Description of the task:
Select lines where the word "this" appears.

Data records:
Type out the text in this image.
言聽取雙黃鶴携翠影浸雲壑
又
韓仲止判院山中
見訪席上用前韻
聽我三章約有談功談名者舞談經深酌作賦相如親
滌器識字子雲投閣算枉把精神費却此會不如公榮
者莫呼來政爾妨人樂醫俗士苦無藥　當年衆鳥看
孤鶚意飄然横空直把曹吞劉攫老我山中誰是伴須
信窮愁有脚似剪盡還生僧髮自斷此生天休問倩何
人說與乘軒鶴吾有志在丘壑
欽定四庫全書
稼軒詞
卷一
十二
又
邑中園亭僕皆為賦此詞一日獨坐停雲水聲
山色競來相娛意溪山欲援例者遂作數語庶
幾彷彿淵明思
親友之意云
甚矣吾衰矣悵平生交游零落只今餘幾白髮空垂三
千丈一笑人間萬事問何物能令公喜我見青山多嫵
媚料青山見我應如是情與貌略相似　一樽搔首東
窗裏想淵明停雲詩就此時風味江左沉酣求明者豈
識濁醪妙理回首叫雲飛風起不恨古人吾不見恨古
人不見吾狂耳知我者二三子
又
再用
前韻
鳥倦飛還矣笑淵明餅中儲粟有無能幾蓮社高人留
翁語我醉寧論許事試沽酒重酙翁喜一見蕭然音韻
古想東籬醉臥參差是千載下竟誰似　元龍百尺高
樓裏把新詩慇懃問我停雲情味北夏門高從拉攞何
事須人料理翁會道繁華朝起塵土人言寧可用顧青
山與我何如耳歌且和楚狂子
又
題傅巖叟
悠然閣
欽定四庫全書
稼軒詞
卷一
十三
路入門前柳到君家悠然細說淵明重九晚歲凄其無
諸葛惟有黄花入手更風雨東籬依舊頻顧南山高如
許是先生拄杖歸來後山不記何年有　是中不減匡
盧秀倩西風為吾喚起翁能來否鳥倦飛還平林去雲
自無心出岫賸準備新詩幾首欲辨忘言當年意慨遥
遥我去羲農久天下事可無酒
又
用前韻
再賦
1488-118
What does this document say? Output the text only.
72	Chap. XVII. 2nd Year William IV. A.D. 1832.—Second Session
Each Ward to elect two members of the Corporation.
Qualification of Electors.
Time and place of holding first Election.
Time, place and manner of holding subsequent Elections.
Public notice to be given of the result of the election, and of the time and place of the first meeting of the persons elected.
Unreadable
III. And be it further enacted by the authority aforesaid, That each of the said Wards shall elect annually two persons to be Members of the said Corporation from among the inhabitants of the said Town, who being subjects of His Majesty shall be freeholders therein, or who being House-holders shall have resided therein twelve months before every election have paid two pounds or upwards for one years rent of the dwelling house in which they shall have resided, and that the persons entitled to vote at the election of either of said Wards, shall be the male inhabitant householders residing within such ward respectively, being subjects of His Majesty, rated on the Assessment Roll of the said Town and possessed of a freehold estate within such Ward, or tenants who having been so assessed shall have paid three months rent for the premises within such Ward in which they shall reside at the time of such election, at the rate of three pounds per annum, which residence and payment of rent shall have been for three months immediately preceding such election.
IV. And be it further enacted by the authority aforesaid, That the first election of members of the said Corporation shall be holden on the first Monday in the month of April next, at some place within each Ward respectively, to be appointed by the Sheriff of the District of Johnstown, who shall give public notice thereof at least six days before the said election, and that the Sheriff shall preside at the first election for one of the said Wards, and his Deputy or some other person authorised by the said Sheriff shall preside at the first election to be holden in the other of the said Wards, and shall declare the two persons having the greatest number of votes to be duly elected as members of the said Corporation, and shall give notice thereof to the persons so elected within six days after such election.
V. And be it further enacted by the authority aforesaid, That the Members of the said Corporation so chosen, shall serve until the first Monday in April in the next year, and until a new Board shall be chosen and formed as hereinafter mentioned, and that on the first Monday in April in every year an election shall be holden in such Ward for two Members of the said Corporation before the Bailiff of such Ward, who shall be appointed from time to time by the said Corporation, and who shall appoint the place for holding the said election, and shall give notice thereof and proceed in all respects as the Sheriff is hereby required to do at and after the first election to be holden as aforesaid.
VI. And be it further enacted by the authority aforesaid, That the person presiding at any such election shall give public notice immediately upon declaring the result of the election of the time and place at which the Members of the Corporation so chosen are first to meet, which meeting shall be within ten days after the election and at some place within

Response to the exercise:
Type out the text in this image.
What does this document say? Output the text only.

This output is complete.